Go over the entries below line by line, copying each one that contains the word "this".
>> START
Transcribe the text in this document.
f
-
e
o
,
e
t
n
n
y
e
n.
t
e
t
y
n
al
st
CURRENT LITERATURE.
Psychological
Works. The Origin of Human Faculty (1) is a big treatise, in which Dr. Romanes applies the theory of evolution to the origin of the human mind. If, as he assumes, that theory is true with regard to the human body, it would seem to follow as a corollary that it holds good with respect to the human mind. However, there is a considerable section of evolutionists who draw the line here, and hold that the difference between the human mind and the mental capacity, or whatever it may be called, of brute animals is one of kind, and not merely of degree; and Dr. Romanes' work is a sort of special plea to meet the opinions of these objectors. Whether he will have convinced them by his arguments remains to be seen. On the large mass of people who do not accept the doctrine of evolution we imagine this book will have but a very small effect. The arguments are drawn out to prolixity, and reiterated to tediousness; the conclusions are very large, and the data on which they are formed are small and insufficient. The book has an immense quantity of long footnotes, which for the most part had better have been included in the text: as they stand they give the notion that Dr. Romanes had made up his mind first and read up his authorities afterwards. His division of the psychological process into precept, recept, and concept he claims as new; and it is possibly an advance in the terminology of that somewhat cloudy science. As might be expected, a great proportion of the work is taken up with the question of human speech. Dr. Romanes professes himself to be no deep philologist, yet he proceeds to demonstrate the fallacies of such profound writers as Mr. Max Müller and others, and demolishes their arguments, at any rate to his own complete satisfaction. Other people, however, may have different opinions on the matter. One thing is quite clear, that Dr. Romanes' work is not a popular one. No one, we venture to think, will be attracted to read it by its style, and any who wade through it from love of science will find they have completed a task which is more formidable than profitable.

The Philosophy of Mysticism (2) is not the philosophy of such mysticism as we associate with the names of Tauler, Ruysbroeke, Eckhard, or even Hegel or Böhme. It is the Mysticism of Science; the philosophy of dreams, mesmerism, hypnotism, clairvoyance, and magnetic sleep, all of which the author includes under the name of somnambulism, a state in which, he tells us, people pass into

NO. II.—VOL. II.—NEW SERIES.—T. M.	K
>> END
## ANSWER IN FULL
Transcribe the text in this document.
Works. The Origin of Human Faculty (1) is a big treatise, in which Dr. Romanes applies the theory of evolution to the origin of the human mind. If, as he assumes, that theory is true with regard to the human body, it would seem to follow as a corollary that it holds good with respect to the human mind. However, there is a considerable section of evolutionists who draw the line here, and hold that the difference between the human mind and the mental capacity, or whatever it may be called, of brute animals is one of kind, and not merely of degree; and Dr. Romanes' work is a sort of special plea to meet the opinions of these objectors. Whether he will have convinced them by his arguments remains to be seen. On the large mass of people who do not accept the doctrine of evolution we imagine this book will have but a very small effect. The arguments are drawn out to prolixity, and reiterated to tediousness; the conclusions are very large, and the data on which they are formed are small and insufficient. The book has an immense quantity of long footnotes, which for the most part had better have been included in the text: as they stand they give the notion that Dr. Romanes had made up his mind first and read up his authorities afterwards. His division of the psychological process into precept, recept, and concept he claims as new; and it is possibly an advance in the terminology of that somewhat cloudy science. As might be expected, a great proportion of the work is taken up with the question of human speech. Dr. Romanes professes himself to be no deep philologist, yet he proceeds to demonstrate the fallacies of such profound writers as Mr. Max Müller and others, and demolishes their arguments, at any rate to his own complete satisfaction. Other people, however, may have different opinions on the matter. One thing is quite clear, that Dr. Romanes' work is not a popular one. No one, we venture to think, will be attracted to read it by its style, and any who wade through it from love of science will find they have completed a task which is more formidable than profitable.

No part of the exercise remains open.